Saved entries
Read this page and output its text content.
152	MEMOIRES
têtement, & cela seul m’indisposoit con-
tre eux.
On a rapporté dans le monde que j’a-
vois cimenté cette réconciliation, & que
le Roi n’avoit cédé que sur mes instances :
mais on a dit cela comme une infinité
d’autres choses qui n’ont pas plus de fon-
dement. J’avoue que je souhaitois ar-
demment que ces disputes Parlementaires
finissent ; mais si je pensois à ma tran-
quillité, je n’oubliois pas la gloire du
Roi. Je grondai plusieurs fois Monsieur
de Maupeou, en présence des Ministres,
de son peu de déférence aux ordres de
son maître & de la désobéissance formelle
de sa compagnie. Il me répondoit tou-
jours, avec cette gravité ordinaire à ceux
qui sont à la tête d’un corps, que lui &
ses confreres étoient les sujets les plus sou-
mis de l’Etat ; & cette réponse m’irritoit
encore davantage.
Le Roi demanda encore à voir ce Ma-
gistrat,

Exercise task: All of the material above needs to be retyped word for word.

Reply to the task:
Read this page and output its text content.
152	MEMOIRES
têtement, & cela seul m’indisposoit con-
tre eux.
On a rapporté dans le monde que j’a-
vois cimenté cette réconciliation, & que
le Roi n’avoit cédé que sur mes instances :
mais on a dit cela comme une infinité
d’autres choses qui n’ont pas plus de fon-
dement. J’avoue que je souhaitois ar-
demment que ces disputes Parlementaires
finissent ; mais si je pensois à ma tran-
quillité, je n’oubliois pas la gloire du
Roi. Je grondai plusieurs fois Monsieur
de Maupeou, en présence des Ministres,
de son peu de déférence aux ordres de
son maître & de la désobéissance formelle
de sa compagnie. Il me répondoit tou-
jours, avec cette gravité ordinaire à ceux
qui sont à la tête d’un corps, que lui &
ses confreres étoient les sujets les plus sou-
mis de l’Etat ; & cette réponse m’irritoit
encore davantage.
Le Roi demanda encore à voir ce Ma-
gistrat,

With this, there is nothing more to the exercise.